* begin *

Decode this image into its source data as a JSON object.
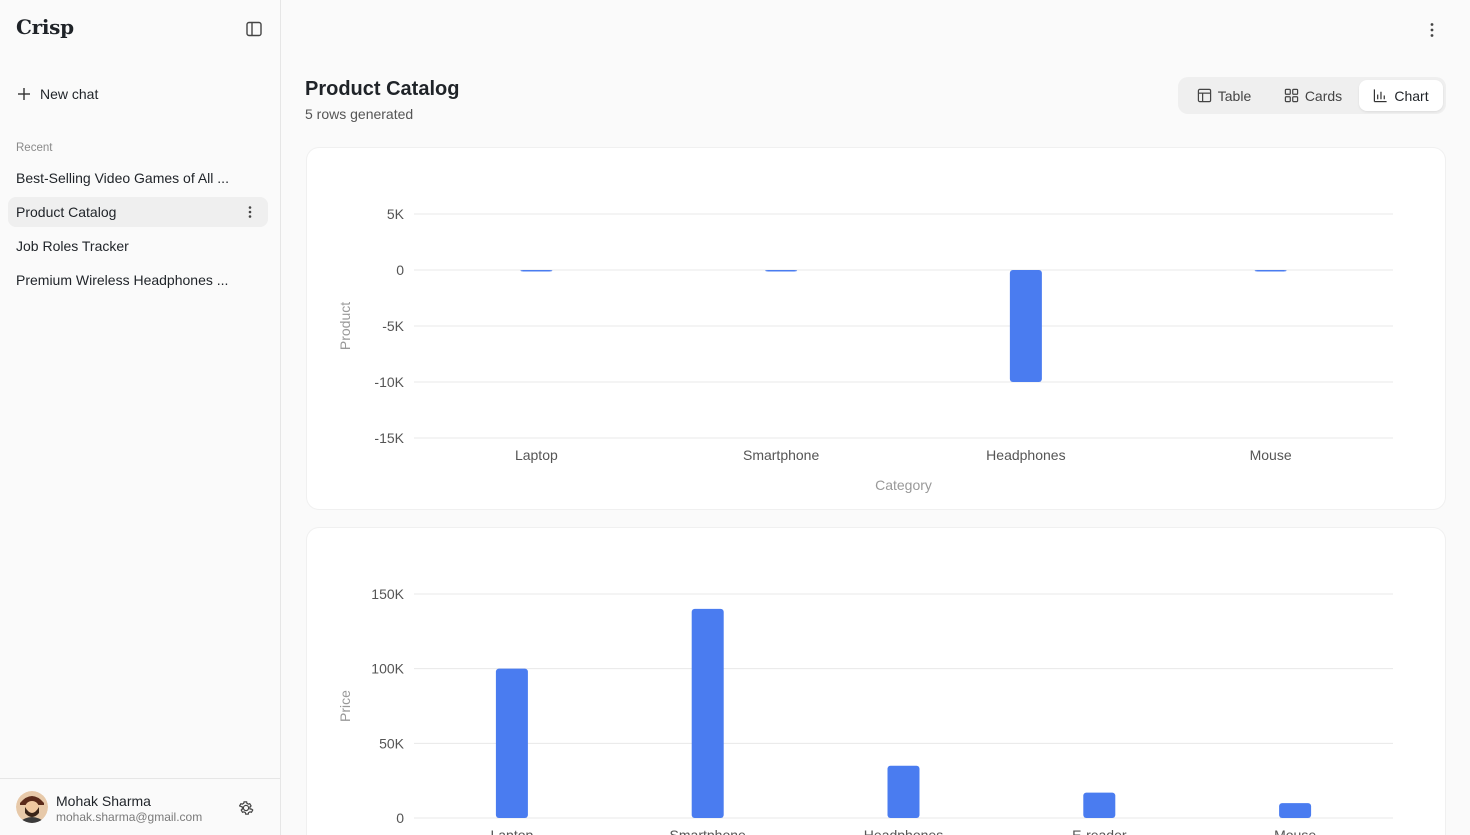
{
  "sidebar": {
    "brand": "Crisp",
    "new_chat_label": "New chat",
    "recent_label": "Recent",
    "recent": [
      {
        "label": "Best-Selling Video Games of All ..."
      },
      {
        "label": "Product Catalog"
      },
      {
        "label": "Job Roles Tracker"
      },
      {
        "label": "Premium Wireless Headphones ..."
      }
    ],
    "user": {
      "name": "Mohak Sharma",
      "email": "mohak.sharma@gmail.com"
    }
  },
  "main": {
    "title": "Product Catalog",
    "subtitle": "5 rows generated",
    "views": [
      {
        "label": "Table",
        "icon": "table-icon"
      },
      {
        "label": "Cards",
        "icon": "grid-icon"
      },
      {
        "label": "Chart",
        "icon": "bar-chart-icon"
      }
    ],
    "active_view": "Chart"
  },
  "colors": {
    "bar": "#4a7cf0",
    "grid": "#e8e8e8",
    "axis_text": "#555555",
    "axis_title": "#999999"
  },
  "chart_data": [
    {
      "type": "bar",
      "categories": [
        "Laptop",
        "Smartphone",
        "Headphones",
        "Mouse"
      ],
      "values": [
        -100,
        -50,
        -10000,
        -100
      ],
      "xlabel": "Category",
      "ylabel": "Product",
      "yticks": [
        "5K",
        "0",
        "-5K",
        "-10K",
        "-15K"
      ],
      "ytick_values": [
        5000,
        0,
        -5000,
        -10000,
        -15000
      ],
      "ylim": [
        -15000,
        5000
      ],
      "grid": true
    },
    {
      "type": "bar",
      "categories": [
        "Laptop",
        "Smartphone",
        "Headphones",
        "E-reader",
        "Mouse"
      ],
      "values": [
        100000,
        140000,
        35000,
        17000,
        10000
      ],
      "xlabel": "",
      "ylabel": "Price",
      "yticks": [
        "150K",
        "100K",
        "50K",
        "0"
      ],
      "ytick_values": [
        150000,
        100000,
        50000,
        0
      ],
      "ylim": [
        0,
        150000
      ],
      "grid": true
    }
  ]
}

* end *

TASK BRIEF -> Copy the whole of the material above exactly, but not its images.

COMPLETE OUTPUT ->
Decode this image into its source data as a JSON object.
{
  "sidebar": {
    "brand": "Crisp",
    "new_chat_label": "New chat",
    "recent_label": "Recent",
    "recent": [
      {
        "label": "Best-Selling Video Games of All ..."
      },
      {
        "label": "Product Catalog"
      },
      {
        "label": "Job Roles Tracker"
      },
      {
        "label": "Premium Wireless Headphones ..."
      }
    ],
    "user": {
      "name": "Mohak Sharma",
      "email": "mohak.sharma@gmail.com"
    }
  },
  "main": {
    "title": "Product Catalog",
    "subtitle": "5 rows generated",
    "views": [
      {
        "label": "Table",
        "icon": "table-icon"
      },
      {
        "label": "Cards",
        "icon": "grid-icon"
      },
      {
        "label": "Chart",
        "icon": "bar-chart-icon"
      }
    ],
    "active_view": "Chart"
  },
  "colors": {
    "bar": "#4a7cf0",
    "grid": "#e8e8e8",
    "axis_text": "#555555",
    "axis_title": "#999999"
  },
  "chart_data": [
    {
      "type": "bar",
      "categories": [
        "Laptop",
        "Smartphone",
        "Headphones",
        "Mouse"
      ],
      "values": [
        -100,
        -50,
        -10000,
        -100
      ],
      "xlabel": "Category",
      "ylabel": "Product",
      "yticks": [
        "5K",
        "0",
        "-5K",
        "-10K",
        "-15K"
      ],
      "ytick_values": [
        5000,
        0,
        -5000,
        -10000,
        -15000
      ],
      "ylim": [
        -15000,
        5000
      ],
      "grid": true
    },
    {
      "type": "bar",
      "categories": [
        "Laptop",
        "Smartphone",
        "Headphones",
        "E-reader",
        "Mouse"
      ],
      "values": [
        100000,
        140000,
        35000,
        17000,
        10000
      ],
      "xlabel": "",
      "ylabel": "Price",
      "yticks": [
        "150K",
        "100K",
        "50K",
        "0"
      ],
      "ytick_values": [
        150000,
        100000,
        50000,
        0
      ],
      "ylim": [
        0,
        150000
      ],
      "grid": true
    }
  ]
}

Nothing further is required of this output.